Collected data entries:
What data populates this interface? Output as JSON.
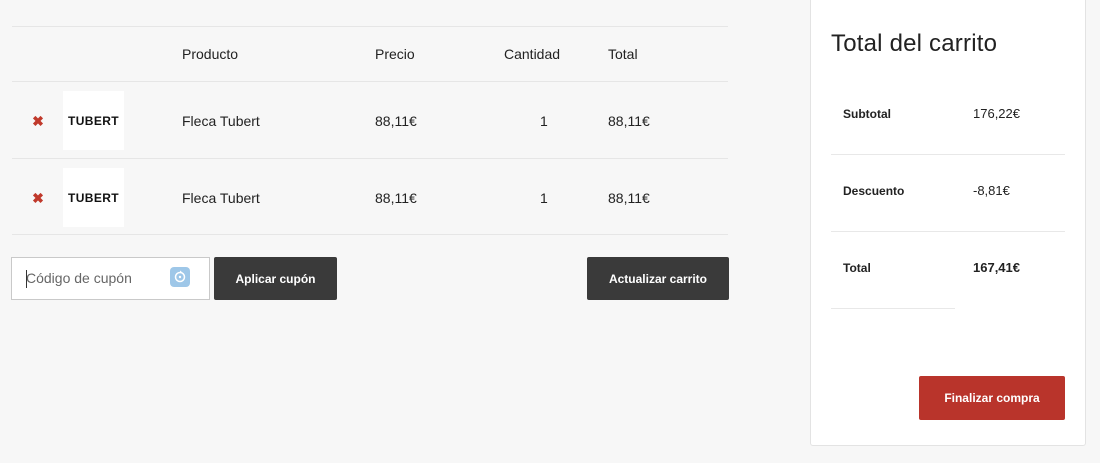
{
  "cart": {
    "columns": {
      "product": "Producto",
      "price": "Precio",
      "quantity": "Cantidad",
      "total": "Total"
    },
    "items": [
      {
        "remove_glyph": "✖",
        "thumb_text": "TUBERT",
        "product": "Fleca Tubert",
        "price": "88,11€",
        "quantity": "1",
        "total": "88,11€"
      },
      {
        "remove_glyph": "✖",
        "thumb_text": "TUBERT",
        "product": "Fleca Tubert",
        "price": "88,11€",
        "quantity": "1",
        "total": "88,11€"
      }
    ]
  },
  "coupon": {
    "placeholder": "Código de cupón",
    "apply_label": "Aplicar cupón",
    "icon": "coupon-refresh-icon"
  },
  "update_label": "Actualizar carrito",
  "totals": {
    "title": "Total del carrito",
    "rows": [
      {
        "label": "Subtotal",
        "value": "176,22€"
      },
      {
        "label": "Descuento",
        "value": "-8,81€"
      },
      {
        "label": "Total",
        "value": "167,41€"
      }
    ],
    "checkout_label": "Finalizar compra"
  },
  "colors": {
    "remove": "#c0392b",
    "button_dark": "#3a3a3a",
    "checkout": "#b9342b",
    "coupon_icon": "#9ec7e8"
  }
}
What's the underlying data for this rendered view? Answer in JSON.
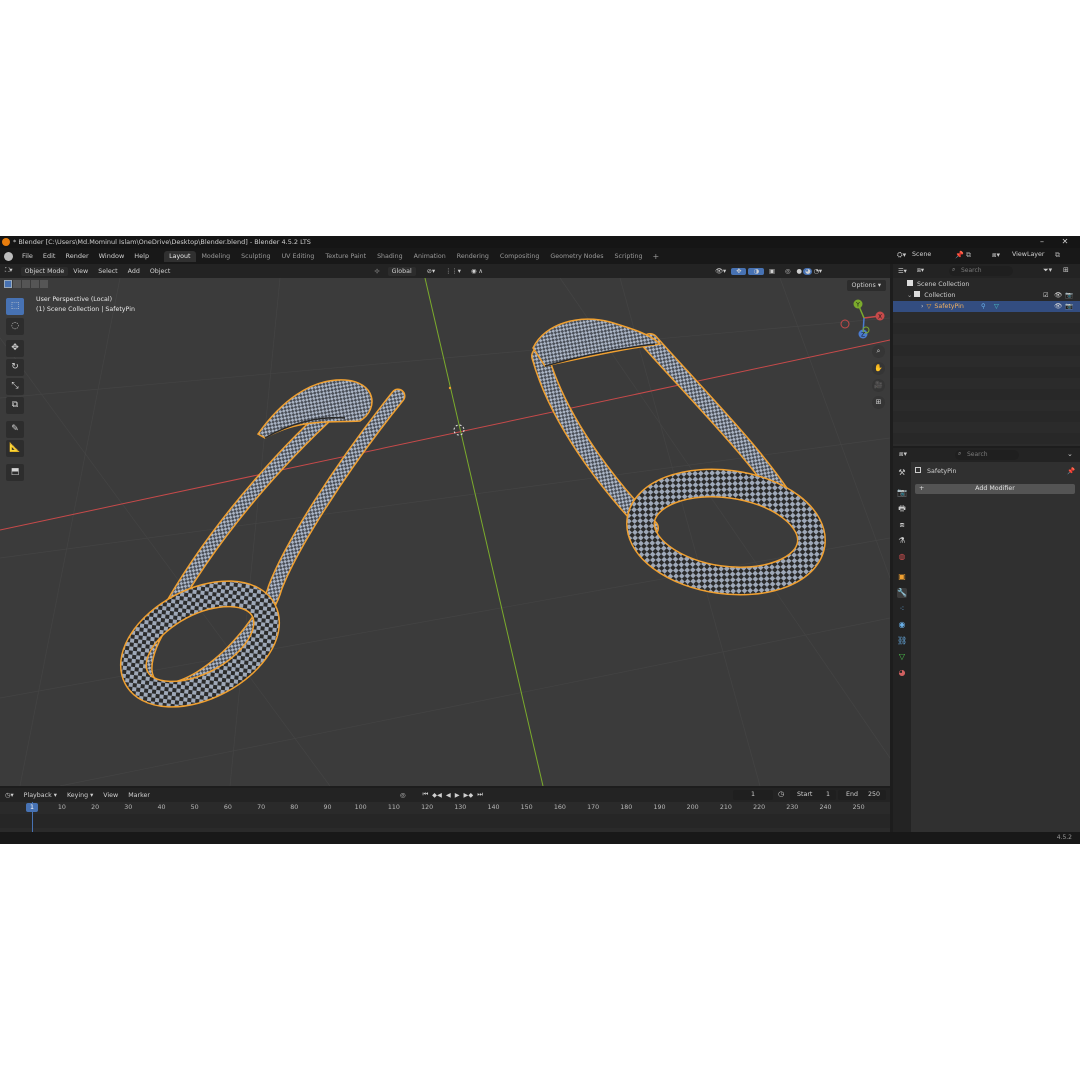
{
  "window": {
    "title": "* Blender [C:\\Users\\Md.Mominul Islam\\OneDrive\\Desktop\\Blender.blend] - Blender 4.5.2 LTS",
    "minimize": "–",
    "maximize": "▢",
    "close": "✕"
  },
  "menu": [
    "File",
    "Edit",
    "Render",
    "Window",
    "Help"
  ],
  "workspaces": [
    "Layout",
    "Modeling",
    "Sculpting",
    "UV Editing",
    "Texture Paint",
    "Shading",
    "Animation",
    "Rendering",
    "Compositing",
    "Geometry Nodes",
    "Scripting"
  ],
  "workspace_add": "+",
  "viewport_header": {
    "mode": "Object Mode",
    "menus": [
      "View",
      "Select",
      "Add",
      "Object"
    ],
    "orientation": "Global"
  },
  "viewport": {
    "perspective": "User Perspective (Local)",
    "collection": "(1) Scene Collection | SafetyPin",
    "options": "Options",
    "gizmo": {
      "x": "X",
      "y": "Y",
      "z": "Z"
    }
  },
  "timeline": {
    "menus": [
      "Playback",
      "Keying",
      "View",
      "Marker"
    ],
    "current_frame": "1",
    "start_label": "Start",
    "start_value": "1",
    "end_label": "End",
    "end_value": "250",
    "ticks": [
      "1",
      "10",
      "20",
      "30",
      "40",
      "50",
      "60",
      "70",
      "80",
      "90",
      "100",
      "110",
      "120",
      "130",
      "140",
      "150",
      "160",
      "170",
      "180",
      "190",
      "200",
      "210",
      "220",
      "230",
      "240",
      "250"
    ]
  },
  "outliner": {
    "scene": "Scene",
    "view_layer": "ViewLayer",
    "search_placeholder": "Search",
    "rows": [
      "Scene Collection",
      "Collection",
      "SafetyPin"
    ]
  },
  "properties": {
    "search_placeholder": "Search",
    "object_name": "SafetyPin",
    "add_modifier": "Add Modifier"
  },
  "status": {
    "version": "4.5.2"
  },
  "colors": {
    "accent": "#4772b3",
    "selection_outline": "#f0a030",
    "axis_x": "#c74a4a",
    "axis_y": "#7bab2c"
  }
}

* _Request_
Every line that holds the string "cupón" should be returned.

* _Task answer_
    "placeholder": "Código de cupón",
    "apply_label": "Aplicar cupón",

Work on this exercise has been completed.